begin Data for processing
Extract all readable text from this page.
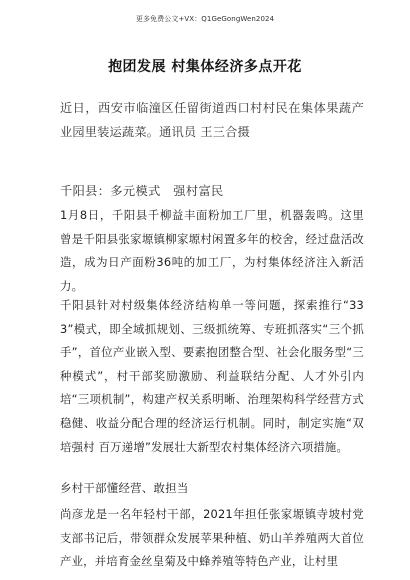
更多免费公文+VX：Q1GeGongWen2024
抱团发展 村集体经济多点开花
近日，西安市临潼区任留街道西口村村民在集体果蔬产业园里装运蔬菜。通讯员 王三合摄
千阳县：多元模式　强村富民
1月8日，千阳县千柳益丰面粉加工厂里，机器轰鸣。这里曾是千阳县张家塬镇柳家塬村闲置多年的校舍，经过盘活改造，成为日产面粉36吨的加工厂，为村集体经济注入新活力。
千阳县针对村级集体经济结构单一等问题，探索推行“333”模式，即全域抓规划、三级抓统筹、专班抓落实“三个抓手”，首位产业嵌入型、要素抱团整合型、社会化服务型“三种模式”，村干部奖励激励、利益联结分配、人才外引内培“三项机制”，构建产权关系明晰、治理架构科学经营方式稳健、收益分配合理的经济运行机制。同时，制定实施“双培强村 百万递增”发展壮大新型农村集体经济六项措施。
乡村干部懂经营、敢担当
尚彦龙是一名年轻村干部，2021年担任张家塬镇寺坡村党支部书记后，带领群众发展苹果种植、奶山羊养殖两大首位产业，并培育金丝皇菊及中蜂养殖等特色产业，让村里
end Data for processing
begin Data for processing
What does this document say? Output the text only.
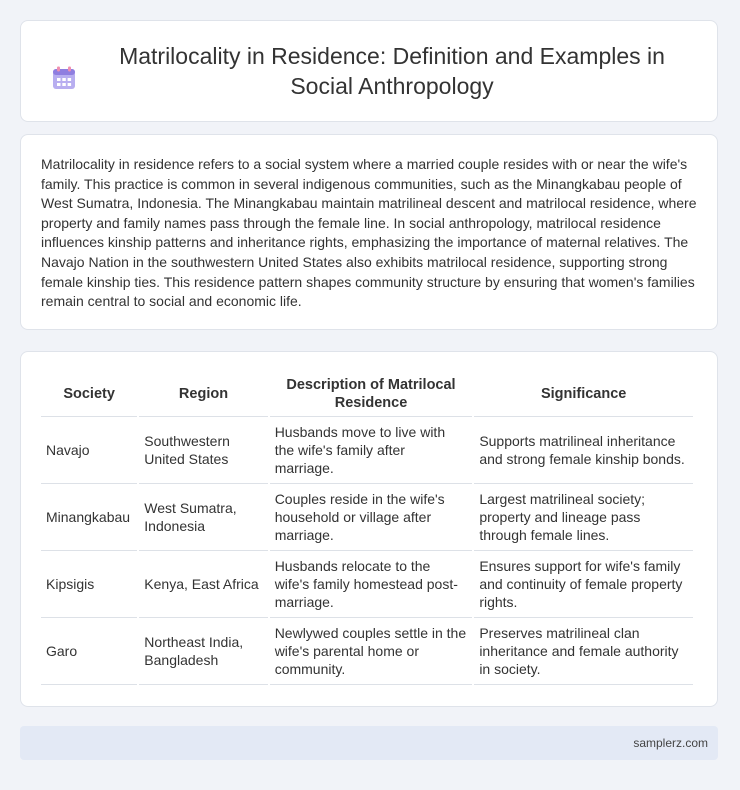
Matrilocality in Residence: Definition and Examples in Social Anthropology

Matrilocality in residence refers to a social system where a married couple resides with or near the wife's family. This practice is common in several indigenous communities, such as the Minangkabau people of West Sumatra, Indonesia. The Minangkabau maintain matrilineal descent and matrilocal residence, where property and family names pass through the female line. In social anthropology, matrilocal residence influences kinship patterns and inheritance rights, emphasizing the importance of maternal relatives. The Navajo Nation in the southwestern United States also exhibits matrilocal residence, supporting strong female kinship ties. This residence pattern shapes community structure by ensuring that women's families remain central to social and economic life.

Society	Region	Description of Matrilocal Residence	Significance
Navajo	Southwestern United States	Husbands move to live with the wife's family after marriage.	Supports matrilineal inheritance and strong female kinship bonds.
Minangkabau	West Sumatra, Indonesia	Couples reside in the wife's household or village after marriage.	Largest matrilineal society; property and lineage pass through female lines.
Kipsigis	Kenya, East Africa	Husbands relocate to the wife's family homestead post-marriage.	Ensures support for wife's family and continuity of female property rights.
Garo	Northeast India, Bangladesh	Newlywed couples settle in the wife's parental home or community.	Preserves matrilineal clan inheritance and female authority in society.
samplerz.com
end Data for processing
Find each line holding the word "marriage" and copy it.

Navajo	Southwestern United States	Husbands move to live with the wife's family after marriage.	Supports matrilineal inheritance and strong female kinship bonds.
Minangkabau	West Sumatra, Indonesia	Couples reside in the wife's household or village after marriage.	Largest matrilineal society; property and lineage pass through female lines.
Kipsigis	Kenya, East Africa	Husbands relocate to the wife's family homestead post-marriage.	Ensures support for wife's family and continuity of female property rights.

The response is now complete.